* _WORK TO BE COMPLETED_:
Could you reproduce the following lines word for word, without changing anything?

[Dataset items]
BEGIN

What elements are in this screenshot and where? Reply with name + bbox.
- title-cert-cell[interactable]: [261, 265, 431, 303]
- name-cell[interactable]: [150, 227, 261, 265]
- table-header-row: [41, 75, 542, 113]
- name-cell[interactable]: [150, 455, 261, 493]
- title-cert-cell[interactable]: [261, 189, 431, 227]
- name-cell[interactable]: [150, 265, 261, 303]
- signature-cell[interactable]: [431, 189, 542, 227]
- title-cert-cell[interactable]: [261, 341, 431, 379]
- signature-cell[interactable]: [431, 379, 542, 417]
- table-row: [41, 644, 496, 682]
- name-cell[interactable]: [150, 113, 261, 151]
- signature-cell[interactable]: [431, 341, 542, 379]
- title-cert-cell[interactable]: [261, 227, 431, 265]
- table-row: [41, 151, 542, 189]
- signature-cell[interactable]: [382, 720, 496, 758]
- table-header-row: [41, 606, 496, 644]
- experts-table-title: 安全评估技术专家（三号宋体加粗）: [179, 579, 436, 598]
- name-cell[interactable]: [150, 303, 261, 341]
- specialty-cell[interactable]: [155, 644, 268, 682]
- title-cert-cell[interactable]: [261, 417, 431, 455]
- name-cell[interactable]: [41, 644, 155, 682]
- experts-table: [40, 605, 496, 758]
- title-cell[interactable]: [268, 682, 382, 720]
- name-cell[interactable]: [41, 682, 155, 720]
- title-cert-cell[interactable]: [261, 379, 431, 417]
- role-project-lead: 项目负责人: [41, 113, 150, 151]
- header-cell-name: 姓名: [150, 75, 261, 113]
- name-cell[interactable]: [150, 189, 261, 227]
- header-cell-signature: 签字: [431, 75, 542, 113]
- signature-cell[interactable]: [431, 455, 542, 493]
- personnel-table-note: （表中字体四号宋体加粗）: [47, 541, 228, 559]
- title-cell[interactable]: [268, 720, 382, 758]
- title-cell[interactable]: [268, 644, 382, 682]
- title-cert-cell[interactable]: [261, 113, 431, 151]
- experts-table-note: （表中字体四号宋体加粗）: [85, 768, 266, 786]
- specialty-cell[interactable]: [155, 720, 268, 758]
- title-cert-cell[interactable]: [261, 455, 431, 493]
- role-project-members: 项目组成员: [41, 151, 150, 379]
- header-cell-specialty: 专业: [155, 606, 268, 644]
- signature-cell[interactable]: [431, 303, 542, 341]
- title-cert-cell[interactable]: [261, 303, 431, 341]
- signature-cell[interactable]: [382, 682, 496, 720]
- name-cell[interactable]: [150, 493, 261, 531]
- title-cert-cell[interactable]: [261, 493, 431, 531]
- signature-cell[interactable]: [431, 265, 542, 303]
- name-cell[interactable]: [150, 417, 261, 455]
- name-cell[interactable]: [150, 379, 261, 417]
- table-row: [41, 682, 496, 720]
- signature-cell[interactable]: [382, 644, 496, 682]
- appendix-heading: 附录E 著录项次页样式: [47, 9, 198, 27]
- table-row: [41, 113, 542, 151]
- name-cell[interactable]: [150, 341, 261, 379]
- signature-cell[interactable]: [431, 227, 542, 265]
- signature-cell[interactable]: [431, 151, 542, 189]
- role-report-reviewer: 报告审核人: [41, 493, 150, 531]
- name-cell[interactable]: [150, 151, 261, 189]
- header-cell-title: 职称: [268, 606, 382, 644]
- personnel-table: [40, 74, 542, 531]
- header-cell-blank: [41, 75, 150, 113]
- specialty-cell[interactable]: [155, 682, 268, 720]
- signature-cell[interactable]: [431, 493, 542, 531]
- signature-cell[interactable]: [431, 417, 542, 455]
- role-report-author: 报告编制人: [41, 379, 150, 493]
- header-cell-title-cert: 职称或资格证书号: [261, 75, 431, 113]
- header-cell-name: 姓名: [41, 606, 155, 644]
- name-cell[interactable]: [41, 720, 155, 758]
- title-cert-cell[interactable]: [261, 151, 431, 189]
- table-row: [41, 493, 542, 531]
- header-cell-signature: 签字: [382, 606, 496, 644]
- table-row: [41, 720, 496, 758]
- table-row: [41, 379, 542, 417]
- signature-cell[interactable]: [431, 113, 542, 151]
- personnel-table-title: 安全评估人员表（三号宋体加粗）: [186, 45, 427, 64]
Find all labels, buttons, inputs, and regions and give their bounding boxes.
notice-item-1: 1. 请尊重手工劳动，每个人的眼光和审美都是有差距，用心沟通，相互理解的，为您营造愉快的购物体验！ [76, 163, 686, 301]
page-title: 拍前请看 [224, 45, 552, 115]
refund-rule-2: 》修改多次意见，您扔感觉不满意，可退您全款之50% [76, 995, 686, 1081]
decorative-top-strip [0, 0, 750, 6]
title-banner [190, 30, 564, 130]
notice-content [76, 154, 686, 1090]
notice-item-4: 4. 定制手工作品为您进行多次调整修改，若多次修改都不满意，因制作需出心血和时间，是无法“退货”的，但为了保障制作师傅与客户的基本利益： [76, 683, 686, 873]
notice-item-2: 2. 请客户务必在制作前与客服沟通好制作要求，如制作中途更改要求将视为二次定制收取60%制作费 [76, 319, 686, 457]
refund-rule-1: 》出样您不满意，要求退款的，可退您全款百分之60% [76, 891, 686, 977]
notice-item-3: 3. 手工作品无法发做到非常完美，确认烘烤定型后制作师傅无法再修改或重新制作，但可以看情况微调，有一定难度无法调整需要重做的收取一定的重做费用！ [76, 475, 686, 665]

END

* _EXERCISE SOLUTION_:
What elements are in this screenshot and where? Reply with name + bbox.
- title-cert-cell[interactable]: [261, 265, 431, 303]
- name-cell[interactable]: [150, 227, 261, 265]
- table-header-row: [41, 75, 542, 113]
- name-cell[interactable]: [150, 455, 261, 493]
- title-cert-cell[interactable]: [261, 189, 431, 227]
- name-cell[interactable]: [150, 265, 261, 303]
- signature-cell[interactable]: [431, 189, 542, 227]
- title-cert-cell[interactable]: [261, 341, 431, 379]
- signature-cell[interactable]: [431, 379, 542, 417]
- table-row: [41, 644, 496, 682]
- name-cell[interactable]: [150, 113, 261, 151]
- signature-cell[interactable]: [431, 341, 542, 379]
- title-cert-cell[interactable]: [261, 227, 431, 265]
- table-row: [41, 151, 542, 189]
- signature-cell[interactable]: [382, 720, 496, 758]
- table-header-row: [41, 606, 496, 644]
- experts-table-title: 安全评估技术专家（三号宋体加粗）: [179, 579, 436, 598]
- name-cell[interactable]: [150, 303, 261, 341]
- specialty-cell[interactable]: [155, 644, 268, 682]
- title-cert-cell[interactable]: [261, 417, 431, 455]
- name-cell[interactable]: [41, 644, 155, 682]
- experts-table: [40, 605, 496, 758]
- title-cell[interactable]: [268, 682, 382, 720]
- name-cell[interactable]: [41, 682, 155, 720]
- title-cert-cell[interactable]: [261, 379, 431, 417]
- role-project-lead: 项目负责人: [41, 113, 150, 151]
- header-cell-name: 姓名: [150, 75, 261, 113]
- name-cell[interactable]: [150, 189, 261, 227]
- header-cell-signature: 签字: [431, 75, 542, 113]
- signature-cell[interactable]: [431, 455, 542, 493]
- personnel-table-note: （表中字体四号宋体加粗）: [47, 541, 228, 559]
- title-cell[interactable]: [268, 720, 382, 758]
- title-cell[interactable]: [268, 644, 382, 682]
- title-cert-cell[interactable]: [261, 113, 431, 151]
- experts-table-note: （表中字体四号宋体加粗）: [85, 768, 266, 786]
- specialty-cell[interactable]: [155, 720, 268, 758]
- title-cert-cell[interactable]: [261, 455, 431, 493]
- role-project-members: 项目组成员: [41, 151, 150, 379]
- header-cell-specialty: 专业: [155, 606, 268, 644]
- signature-cell[interactable]: [431, 303, 542, 341]
- title-cert-cell[interactable]: [261, 303, 431, 341]
- signature-cell[interactable]: [382, 682, 496, 720]
- name-cell[interactable]: [150, 493, 261, 531]
- title-cert-cell[interactable]: [261, 493, 431, 531]
- signature-cell[interactable]: [431, 265, 542, 303]
- name-cell[interactable]: [150, 417, 261, 455]
- name-cell[interactable]: [150, 379, 261, 417]
- table-row: [41, 682, 496, 720]
- signature-cell[interactable]: [382, 644, 496, 682]
- appendix-heading: 附录E 著录项次页样式: [47, 9, 198, 27]
- table-row: [41, 113, 542, 151]
- name-cell[interactable]: [150, 341, 261, 379]
- signature-cell[interactable]: [431, 227, 542, 265]
- signature-cell[interactable]: [431, 151, 542, 189]
- role-report-reviewer: 报告审核人: [41, 493, 150, 531]
- name-cell[interactable]: [150, 151, 261, 189]
- header-cell-title: 职称: [268, 606, 382, 644]
- personnel-table: [40, 74, 542, 531]
- header-cell-blank: [41, 75, 150, 113]
- specialty-cell[interactable]: [155, 682, 268, 720]
- signature-cell[interactable]: [431, 493, 542, 531]
- signature-cell[interactable]: [431, 417, 542, 455]
- role-report-author: 报告编制人: [41, 379, 150, 493]
- header-cell-title-cert: 职称或资格证书号: [261, 75, 431, 113]
- header-cell-name: 姓名: [41, 606, 155, 644]
- name-cell[interactable]: [41, 720, 155, 758]
- title-cert-cell[interactable]: [261, 151, 431, 189]
- table-row: [41, 493, 542, 531]
- header-cell-signature: 签字: [382, 606, 496, 644]
- table-row: [41, 720, 496, 758]
- table-row: [41, 379, 542, 417]
- signature-cell[interactable]: [431, 113, 542, 151]
- personnel-table-title: 安全评估人员表（三号宋体加粗）: [186, 45, 427, 64]
Find all labels, buttons, inputs, and regions and give their bounding boxes.
notice-item-1: 1. 请尊重手工劳动，每个人的眼光和审美都是有差距，用心沟通，相互理解的，为您营造愉快的购物体验！ [76, 163, 686, 301]
page-title: 拍前请看 [224, 45, 552, 115]
refund-rule-2: 》修改多次意见，您扔感觉不满意，可退您全款之50% [76, 995, 686, 1081]
decorative-top-strip [0, 0, 750, 6]
title-banner [190, 30, 564, 130]
notice-content [76, 154, 686, 1090]
notice-item-4: 4. 定制手工作品为您进行多次调整修改，若多次修改都不满意，因制作需出心血和时间，是无法“退货”的，但为了保障制作师傅与客户的基本利益： [76, 683, 686, 873]
notice-item-2: 2. 请客户务必在制作前与客服沟通好制作要求，如制作中途更改要求将视为二次定制收取60%制作费 [76, 319, 686, 457]
refund-rule-1: 》出样您不满意，要求退款的，可退您全款百分之60% [76, 891, 686, 977]
notice-item-3: 3. 手工作品无法发做到非常完美，确认烘烤定型后制作师傅无法再修改或重新制作，但可以看情况微调，有一定难度无法调整需要重做的收取一定的重做费用！ [76, 475, 686, 665]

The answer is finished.